## The exercise
Set down each line of the data below exactly as it stands, dropping the pictures.

:: Information supplied

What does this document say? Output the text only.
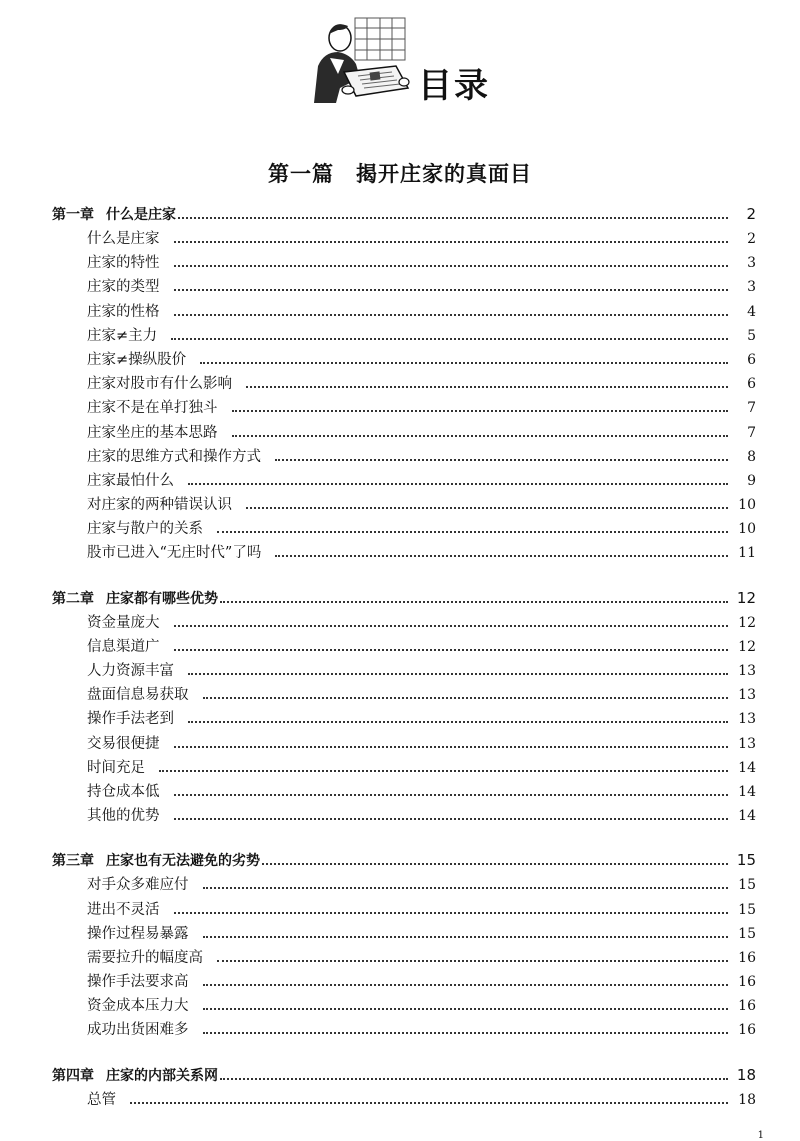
目录
第一篇　揭开庄家的真面目
第一章 什么是庄家	2
什么是庄家	2
庄家的特性	3
庄家的类型	3
庄家的性格	4
庄家≠主力	5
庄家≠操纵股价	6
庄家对股市有什么影响	6
庄家不是在单打独斗	7
庄家坐庄的基本思路	7
庄家的思维方式和操作方式	8
庄家最怕什么	9
对庄家的两种错误认识	10
庄家与散户的关系	10
股市已进入“无庄时代”了吗	11
第二章 庄家都有哪些优势	12
资金量庞大	12
信息渠道广	12
人力资源丰富	13
盘面信息易获取	13
操作手法老到	13
交易很便捷	13
时间充足	14
持仓成本低	14
其他的优势	14
第三章 庄家也有无法避免的劣势	15
对手众多难应付	15
进出不灵活	15
操作过程易暴露	15
需要拉升的幅度高	16
操作手法要求高	16
资金成本压力大	16
成功出货困难多	16
第四章 庄家的内部关系网	18
总管	18
1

::::

## Answer in full
What does this document say? Output the text only.
目录
第一篇　揭开庄家的真面目
第一章 什么是庄家	2
什么是庄家	2
庄家的特性	3
庄家的类型	3
庄家的性格	4
庄家≠主力	5
庄家≠操纵股价	6
庄家对股市有什么影响	6
庄家不是在单打独斗	7
庄家坐庄的基本思路	7
庄家的思维方式和操作方式	8
庄家最怕什么	9
对庄家的两种错误认识	10
庄家与散户的关系	10
股市已进入“无庄时代”了吗	11
第二章 庄家都有哪些优势	12
资金量庞大	12
信息渠道广	12
人力资源丰富	13
盘面信息易获取	13
操作手法老到	13
交易很便捷	13
时间充足	14
持仓成本低	14
其他的优势	14
第三章 庄家也有无法避免的劣势	15
对手众多难应付	15
进出不灵活	15
操作过程易暴露	15
需要拉升的幅度高	16
操作手法要求高	16
资金成本压力大	16
成功出货困难多	16
第四章 庄家的内部关系网	18
总管	18
1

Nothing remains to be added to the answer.